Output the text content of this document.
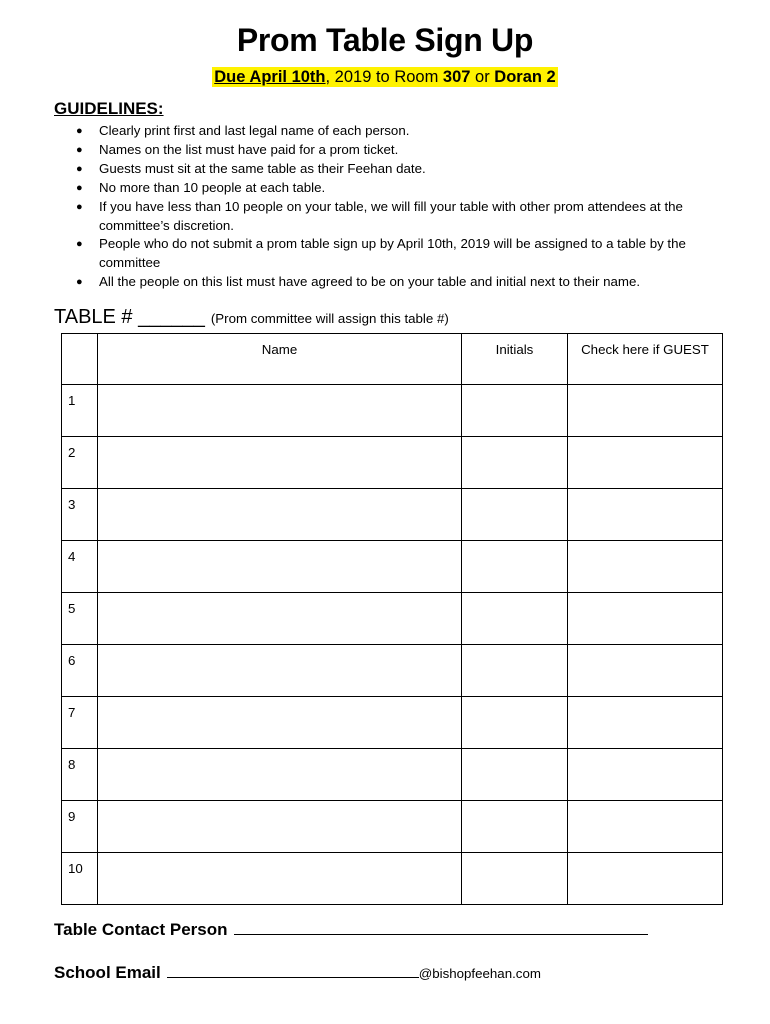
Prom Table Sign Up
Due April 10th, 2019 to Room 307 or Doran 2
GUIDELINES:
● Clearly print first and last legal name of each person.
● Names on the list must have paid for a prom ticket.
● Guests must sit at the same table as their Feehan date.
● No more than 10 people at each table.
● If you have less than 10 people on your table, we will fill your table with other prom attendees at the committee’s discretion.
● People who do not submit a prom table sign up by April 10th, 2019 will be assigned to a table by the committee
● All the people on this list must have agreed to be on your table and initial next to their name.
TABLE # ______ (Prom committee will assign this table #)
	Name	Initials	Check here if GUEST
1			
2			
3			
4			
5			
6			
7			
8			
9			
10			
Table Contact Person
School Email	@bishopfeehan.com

+--

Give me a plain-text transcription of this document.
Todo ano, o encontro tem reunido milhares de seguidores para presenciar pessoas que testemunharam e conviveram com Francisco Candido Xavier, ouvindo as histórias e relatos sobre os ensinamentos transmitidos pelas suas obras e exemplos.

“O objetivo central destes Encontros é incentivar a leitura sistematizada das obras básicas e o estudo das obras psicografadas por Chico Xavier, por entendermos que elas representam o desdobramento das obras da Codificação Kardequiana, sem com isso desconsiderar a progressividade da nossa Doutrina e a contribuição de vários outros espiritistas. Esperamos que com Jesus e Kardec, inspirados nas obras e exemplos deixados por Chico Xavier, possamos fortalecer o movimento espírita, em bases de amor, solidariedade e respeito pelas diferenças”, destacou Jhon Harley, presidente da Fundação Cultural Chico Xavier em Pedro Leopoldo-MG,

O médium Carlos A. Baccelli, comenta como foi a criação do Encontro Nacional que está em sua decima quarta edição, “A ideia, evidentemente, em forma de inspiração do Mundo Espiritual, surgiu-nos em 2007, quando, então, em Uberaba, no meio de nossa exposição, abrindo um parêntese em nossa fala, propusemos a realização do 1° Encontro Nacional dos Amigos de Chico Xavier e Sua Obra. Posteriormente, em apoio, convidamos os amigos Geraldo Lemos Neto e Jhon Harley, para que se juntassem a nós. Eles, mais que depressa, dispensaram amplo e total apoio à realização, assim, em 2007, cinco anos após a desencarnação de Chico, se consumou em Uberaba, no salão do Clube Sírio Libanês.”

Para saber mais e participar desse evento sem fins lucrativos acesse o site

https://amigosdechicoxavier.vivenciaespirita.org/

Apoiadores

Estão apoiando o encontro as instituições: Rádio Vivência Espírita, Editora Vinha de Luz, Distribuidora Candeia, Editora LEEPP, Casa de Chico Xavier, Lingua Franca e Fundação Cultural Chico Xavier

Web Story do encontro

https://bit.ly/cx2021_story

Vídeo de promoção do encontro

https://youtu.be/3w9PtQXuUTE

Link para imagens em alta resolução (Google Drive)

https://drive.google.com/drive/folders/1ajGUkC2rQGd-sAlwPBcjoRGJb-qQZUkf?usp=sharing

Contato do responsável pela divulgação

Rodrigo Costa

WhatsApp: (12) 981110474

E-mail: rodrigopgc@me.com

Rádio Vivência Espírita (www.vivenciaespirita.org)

+--

» Aim of the task
Locate the lines above that contain "document" and copy them.

» Finished task
Output the text content of this document.
Give me a plain-text transcription of this document.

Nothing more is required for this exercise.